━━━━━ RECORDS PROVIDED
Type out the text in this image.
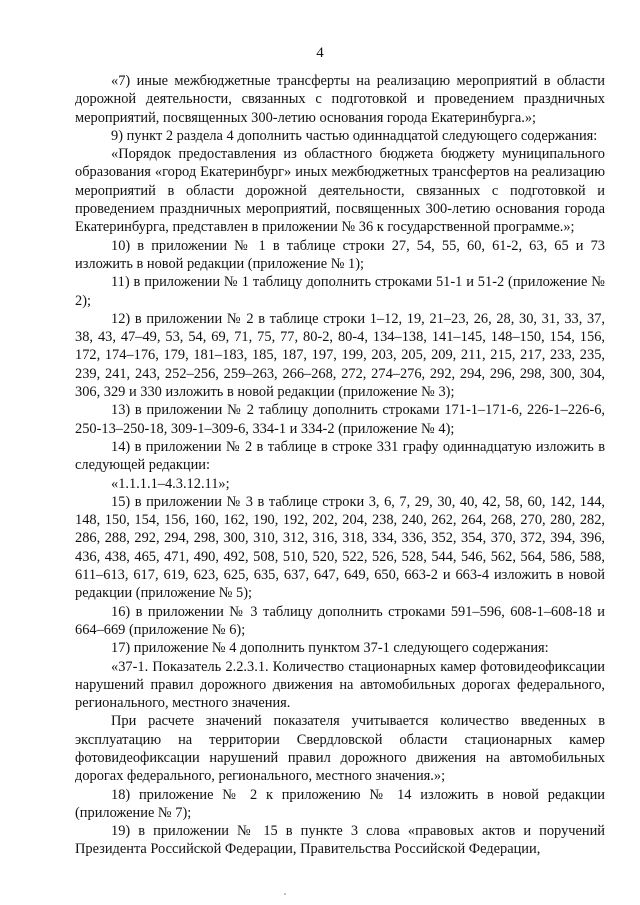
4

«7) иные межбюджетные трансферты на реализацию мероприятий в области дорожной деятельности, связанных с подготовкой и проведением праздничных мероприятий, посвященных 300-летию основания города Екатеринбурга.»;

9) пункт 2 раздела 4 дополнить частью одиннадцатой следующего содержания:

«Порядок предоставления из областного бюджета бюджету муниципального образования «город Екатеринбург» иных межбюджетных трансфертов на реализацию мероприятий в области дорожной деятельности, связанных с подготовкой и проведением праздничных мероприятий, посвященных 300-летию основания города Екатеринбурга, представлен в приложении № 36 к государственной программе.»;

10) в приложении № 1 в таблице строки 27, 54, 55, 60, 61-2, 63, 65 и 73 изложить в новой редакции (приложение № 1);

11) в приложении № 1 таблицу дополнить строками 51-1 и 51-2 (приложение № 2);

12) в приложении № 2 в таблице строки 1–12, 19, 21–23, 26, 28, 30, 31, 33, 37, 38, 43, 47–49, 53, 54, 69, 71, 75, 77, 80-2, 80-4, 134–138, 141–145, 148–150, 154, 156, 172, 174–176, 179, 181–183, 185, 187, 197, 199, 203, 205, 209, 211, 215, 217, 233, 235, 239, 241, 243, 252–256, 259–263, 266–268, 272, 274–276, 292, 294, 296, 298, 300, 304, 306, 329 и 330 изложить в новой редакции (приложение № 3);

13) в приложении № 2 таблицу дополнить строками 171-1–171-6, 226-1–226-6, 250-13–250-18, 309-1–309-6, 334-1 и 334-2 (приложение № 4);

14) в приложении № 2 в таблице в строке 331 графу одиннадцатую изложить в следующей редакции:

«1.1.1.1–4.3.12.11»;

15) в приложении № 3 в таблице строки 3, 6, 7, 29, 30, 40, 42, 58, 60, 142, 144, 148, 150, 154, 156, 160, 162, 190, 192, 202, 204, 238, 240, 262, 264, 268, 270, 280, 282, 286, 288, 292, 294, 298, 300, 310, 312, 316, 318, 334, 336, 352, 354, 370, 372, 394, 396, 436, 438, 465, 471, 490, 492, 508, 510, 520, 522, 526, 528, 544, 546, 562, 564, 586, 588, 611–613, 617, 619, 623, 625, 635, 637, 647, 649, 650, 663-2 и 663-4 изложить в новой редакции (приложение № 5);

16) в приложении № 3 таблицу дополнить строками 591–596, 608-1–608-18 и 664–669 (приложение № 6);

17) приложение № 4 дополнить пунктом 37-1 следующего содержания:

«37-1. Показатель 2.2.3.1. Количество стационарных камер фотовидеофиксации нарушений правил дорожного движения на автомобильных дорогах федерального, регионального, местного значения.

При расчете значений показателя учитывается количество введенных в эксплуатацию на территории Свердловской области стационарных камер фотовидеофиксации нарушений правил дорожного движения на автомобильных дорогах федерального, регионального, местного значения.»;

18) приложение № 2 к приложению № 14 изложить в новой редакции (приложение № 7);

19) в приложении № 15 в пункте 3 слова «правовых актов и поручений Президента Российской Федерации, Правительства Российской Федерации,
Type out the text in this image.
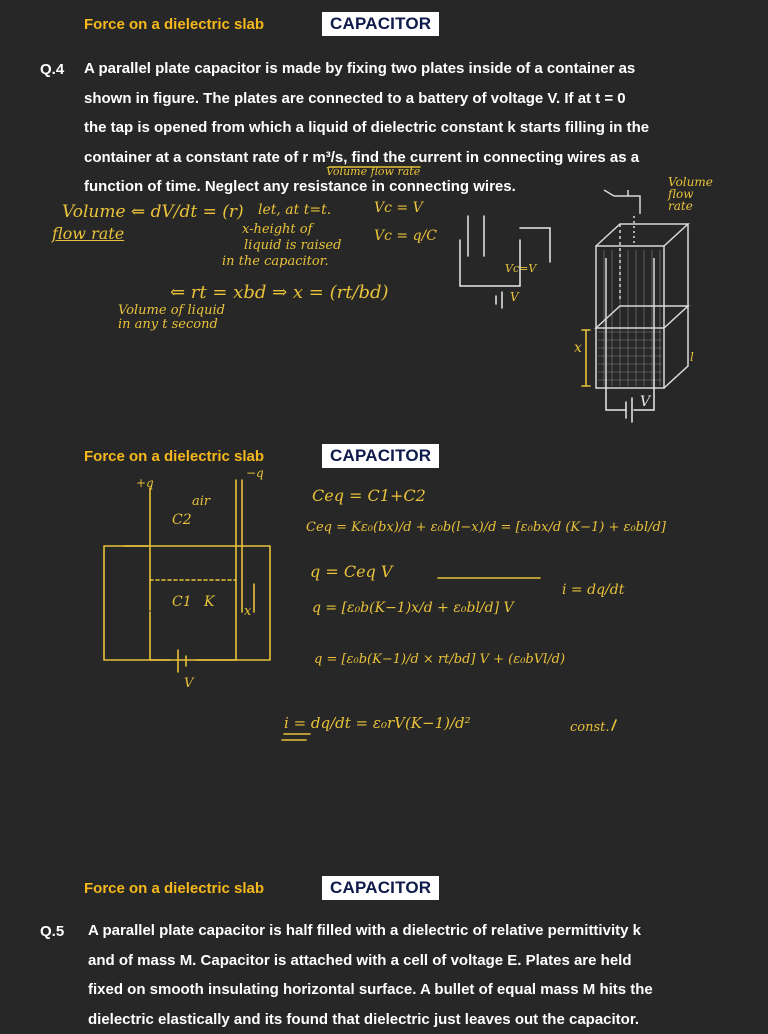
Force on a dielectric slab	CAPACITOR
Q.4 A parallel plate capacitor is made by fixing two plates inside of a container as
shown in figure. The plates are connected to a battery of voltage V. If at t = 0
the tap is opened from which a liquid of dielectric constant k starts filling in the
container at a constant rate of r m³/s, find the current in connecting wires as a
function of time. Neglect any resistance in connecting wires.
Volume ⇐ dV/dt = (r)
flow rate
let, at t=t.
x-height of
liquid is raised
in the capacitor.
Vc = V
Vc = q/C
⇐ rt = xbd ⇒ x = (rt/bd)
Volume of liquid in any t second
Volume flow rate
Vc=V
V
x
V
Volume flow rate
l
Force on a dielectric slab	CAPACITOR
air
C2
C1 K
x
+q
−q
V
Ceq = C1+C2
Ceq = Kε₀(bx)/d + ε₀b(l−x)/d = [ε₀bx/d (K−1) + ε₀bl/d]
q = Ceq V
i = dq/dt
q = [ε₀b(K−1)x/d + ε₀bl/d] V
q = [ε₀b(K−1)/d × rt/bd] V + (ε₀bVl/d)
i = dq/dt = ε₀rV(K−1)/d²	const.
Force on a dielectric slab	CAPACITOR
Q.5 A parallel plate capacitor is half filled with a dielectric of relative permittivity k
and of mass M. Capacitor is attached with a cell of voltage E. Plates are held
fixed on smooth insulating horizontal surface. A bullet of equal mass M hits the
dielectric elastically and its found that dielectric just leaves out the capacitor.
━━━━━━━━━━
= WORK INSTRUCTIONS =
Copy each line of the records above that carries the word "constant".

= TASK RESULT =
the tap is opened from which a liquid of dielectric constant k starts filling in the
container at a constant rate of r m³/s, find the current in connecting wires as a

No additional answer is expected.